-- START --

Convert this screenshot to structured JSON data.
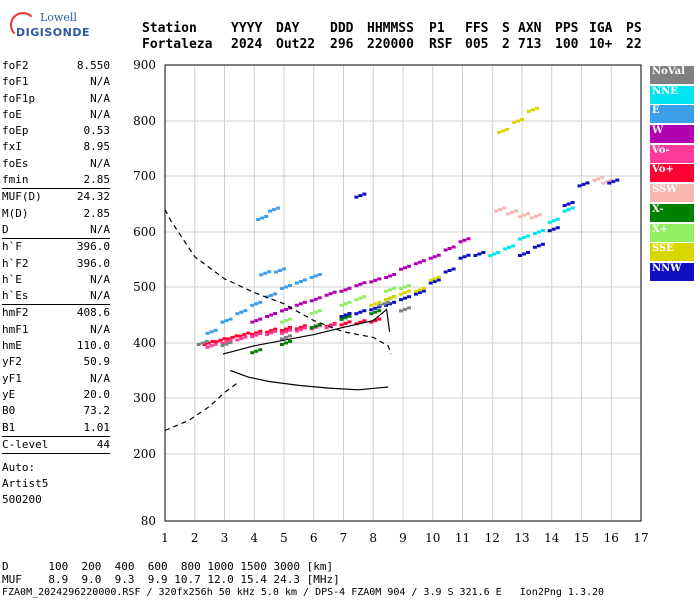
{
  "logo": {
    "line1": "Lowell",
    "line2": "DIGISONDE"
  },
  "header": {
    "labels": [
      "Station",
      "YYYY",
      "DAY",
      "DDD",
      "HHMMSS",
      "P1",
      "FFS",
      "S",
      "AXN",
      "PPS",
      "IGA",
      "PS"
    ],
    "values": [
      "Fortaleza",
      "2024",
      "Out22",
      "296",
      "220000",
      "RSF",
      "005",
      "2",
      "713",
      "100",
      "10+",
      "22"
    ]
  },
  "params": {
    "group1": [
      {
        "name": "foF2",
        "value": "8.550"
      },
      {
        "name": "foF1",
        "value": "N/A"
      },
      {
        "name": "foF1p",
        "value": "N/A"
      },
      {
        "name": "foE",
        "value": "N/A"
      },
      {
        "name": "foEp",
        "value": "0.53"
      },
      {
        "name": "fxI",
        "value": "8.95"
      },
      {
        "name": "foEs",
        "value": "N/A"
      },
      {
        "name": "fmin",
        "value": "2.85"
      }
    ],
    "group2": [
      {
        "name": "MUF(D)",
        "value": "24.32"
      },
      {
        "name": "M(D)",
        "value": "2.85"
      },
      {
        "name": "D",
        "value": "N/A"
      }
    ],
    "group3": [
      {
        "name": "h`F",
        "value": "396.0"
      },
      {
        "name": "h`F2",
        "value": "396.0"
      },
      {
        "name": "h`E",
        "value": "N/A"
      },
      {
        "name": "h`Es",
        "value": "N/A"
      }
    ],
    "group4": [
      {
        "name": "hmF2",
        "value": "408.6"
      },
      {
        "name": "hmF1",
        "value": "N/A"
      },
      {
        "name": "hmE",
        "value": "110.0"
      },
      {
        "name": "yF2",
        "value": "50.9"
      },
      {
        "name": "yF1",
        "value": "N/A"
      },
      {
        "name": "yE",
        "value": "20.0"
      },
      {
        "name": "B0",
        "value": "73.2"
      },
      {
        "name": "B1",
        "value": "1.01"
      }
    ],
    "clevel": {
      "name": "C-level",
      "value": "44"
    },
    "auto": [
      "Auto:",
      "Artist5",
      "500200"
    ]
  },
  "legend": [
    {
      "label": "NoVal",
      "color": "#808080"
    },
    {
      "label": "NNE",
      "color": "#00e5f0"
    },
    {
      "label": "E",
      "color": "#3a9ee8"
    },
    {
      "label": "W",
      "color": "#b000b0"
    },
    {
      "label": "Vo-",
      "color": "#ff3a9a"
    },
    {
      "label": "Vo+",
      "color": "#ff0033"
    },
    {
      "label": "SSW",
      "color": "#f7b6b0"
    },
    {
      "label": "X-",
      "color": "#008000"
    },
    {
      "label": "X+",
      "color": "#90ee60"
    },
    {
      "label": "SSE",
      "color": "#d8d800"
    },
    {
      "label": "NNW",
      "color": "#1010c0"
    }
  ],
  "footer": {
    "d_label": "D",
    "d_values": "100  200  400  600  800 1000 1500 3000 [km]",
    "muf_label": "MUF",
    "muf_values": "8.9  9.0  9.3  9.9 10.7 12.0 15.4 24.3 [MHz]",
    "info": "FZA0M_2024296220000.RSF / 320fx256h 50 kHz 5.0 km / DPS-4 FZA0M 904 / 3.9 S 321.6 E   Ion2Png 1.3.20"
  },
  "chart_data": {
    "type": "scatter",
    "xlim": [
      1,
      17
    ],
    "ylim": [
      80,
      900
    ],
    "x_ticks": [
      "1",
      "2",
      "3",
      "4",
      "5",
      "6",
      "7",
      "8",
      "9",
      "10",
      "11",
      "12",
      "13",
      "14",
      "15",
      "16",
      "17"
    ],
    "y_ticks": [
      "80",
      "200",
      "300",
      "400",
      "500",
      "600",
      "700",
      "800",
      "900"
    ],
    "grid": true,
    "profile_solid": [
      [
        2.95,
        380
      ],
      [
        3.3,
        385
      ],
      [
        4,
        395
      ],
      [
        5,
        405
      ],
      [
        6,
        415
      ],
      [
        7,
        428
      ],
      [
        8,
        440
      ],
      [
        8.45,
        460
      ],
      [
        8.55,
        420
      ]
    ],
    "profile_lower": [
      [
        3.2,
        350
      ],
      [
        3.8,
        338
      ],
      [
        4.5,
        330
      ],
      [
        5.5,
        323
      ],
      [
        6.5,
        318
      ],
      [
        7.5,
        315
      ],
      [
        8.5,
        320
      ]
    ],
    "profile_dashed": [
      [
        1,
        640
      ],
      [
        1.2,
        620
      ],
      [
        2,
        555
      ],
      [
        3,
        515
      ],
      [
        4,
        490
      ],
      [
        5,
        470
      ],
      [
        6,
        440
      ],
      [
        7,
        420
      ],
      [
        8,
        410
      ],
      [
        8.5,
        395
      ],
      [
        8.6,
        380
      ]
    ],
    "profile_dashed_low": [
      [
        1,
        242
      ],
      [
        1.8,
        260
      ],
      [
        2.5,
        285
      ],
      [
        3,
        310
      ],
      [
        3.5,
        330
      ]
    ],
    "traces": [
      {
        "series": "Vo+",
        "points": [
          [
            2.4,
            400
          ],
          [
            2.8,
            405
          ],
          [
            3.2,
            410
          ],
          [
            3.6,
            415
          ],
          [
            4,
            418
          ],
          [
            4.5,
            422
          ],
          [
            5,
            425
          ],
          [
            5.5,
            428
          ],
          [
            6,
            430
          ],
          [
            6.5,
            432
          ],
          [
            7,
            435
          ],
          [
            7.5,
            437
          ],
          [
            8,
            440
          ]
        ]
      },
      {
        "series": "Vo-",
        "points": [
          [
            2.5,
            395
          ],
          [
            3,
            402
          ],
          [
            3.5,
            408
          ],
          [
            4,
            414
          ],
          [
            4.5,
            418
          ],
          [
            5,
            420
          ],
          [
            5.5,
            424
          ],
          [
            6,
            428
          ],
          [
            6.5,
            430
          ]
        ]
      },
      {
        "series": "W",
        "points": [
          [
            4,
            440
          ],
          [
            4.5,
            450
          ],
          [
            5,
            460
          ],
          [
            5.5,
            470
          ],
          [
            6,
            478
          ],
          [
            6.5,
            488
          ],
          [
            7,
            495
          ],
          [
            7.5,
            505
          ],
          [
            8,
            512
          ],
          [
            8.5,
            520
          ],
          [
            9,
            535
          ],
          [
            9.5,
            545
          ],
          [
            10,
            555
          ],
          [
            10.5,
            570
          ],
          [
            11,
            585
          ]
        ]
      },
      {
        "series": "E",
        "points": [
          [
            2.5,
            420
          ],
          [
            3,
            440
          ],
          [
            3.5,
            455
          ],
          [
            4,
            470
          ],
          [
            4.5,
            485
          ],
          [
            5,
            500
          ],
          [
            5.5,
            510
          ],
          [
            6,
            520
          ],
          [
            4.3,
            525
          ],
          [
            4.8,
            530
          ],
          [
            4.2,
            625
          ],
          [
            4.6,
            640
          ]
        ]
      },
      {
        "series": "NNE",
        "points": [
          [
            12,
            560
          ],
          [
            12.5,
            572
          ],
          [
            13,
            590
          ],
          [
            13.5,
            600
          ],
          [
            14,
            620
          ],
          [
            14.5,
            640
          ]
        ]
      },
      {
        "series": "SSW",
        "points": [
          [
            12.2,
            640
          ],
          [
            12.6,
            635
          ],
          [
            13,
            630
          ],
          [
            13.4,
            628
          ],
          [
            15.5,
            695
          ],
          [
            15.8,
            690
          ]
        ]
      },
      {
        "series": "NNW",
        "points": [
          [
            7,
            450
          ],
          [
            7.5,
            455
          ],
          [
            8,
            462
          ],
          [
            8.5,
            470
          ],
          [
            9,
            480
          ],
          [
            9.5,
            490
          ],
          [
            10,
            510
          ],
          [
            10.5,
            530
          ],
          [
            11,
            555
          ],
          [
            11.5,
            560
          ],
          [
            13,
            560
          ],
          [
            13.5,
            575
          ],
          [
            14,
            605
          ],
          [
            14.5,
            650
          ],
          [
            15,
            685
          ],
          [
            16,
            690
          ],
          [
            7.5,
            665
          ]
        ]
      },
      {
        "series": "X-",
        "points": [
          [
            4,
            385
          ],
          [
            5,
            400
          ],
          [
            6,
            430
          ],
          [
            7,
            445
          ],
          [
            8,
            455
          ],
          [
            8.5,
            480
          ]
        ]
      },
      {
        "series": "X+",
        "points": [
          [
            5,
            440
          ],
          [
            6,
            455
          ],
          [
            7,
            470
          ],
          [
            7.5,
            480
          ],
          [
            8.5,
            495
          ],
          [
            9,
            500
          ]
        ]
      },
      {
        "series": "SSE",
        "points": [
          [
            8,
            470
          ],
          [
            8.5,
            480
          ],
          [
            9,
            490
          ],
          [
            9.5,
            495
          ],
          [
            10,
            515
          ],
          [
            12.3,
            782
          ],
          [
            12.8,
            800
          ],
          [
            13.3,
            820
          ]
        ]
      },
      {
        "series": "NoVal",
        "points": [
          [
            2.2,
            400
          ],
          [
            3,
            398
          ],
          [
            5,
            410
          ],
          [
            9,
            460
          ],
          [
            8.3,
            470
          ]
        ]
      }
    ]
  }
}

-- END --
-- START --

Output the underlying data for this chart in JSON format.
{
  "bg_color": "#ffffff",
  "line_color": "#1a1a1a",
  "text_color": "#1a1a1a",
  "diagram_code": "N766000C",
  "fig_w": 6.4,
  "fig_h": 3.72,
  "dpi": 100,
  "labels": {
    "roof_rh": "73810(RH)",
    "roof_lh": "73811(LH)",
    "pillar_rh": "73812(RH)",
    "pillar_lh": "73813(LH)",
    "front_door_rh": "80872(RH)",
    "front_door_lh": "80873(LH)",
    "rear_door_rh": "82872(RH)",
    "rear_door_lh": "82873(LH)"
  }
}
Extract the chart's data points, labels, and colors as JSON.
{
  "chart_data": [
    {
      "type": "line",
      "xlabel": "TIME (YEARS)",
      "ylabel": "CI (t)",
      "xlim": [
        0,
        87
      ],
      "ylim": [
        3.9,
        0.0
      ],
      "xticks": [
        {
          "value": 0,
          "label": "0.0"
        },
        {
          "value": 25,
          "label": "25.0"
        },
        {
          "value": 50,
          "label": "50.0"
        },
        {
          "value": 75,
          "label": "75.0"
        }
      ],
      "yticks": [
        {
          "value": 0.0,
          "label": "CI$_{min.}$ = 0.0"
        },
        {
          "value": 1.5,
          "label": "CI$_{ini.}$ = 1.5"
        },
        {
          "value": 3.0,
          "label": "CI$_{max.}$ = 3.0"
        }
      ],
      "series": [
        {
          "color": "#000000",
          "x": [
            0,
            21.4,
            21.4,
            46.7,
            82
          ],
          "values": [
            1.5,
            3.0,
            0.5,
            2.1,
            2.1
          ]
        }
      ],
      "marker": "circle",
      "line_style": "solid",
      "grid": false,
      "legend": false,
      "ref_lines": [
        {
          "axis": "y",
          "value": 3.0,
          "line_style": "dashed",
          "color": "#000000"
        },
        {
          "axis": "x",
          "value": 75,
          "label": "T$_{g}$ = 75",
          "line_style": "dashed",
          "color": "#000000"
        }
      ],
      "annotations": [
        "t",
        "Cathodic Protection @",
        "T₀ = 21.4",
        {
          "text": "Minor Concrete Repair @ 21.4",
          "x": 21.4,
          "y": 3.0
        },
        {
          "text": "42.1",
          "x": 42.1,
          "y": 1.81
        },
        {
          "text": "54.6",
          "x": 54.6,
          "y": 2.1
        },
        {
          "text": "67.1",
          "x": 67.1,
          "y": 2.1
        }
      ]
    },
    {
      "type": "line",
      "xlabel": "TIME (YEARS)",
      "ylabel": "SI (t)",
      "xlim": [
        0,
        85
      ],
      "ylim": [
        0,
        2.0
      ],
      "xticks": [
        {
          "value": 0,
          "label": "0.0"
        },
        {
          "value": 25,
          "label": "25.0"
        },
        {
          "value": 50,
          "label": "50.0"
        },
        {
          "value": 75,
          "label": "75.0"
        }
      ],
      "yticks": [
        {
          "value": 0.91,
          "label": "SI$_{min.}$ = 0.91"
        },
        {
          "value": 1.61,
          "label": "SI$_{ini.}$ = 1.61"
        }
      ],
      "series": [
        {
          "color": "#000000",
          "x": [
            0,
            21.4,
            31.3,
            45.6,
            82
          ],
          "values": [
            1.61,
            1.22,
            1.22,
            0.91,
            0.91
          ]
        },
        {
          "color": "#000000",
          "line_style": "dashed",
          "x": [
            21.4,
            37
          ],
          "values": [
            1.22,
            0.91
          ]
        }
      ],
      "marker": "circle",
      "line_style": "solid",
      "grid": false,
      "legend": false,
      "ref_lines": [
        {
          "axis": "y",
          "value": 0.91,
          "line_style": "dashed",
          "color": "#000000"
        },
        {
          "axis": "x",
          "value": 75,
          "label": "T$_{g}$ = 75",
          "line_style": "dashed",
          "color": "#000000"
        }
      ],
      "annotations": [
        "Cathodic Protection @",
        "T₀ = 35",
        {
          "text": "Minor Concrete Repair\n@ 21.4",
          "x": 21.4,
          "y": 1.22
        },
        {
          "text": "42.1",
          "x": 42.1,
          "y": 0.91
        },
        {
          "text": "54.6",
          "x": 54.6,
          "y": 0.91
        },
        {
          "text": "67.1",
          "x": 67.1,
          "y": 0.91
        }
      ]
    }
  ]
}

-- END --

* **Task details**: Return all lines containing the word "Repair".

* **Solution to this problem**:
          "text": "Minor Concrete Repair @ 21.4",
          "text": "Minor Concrete Repair\n@ 21.4",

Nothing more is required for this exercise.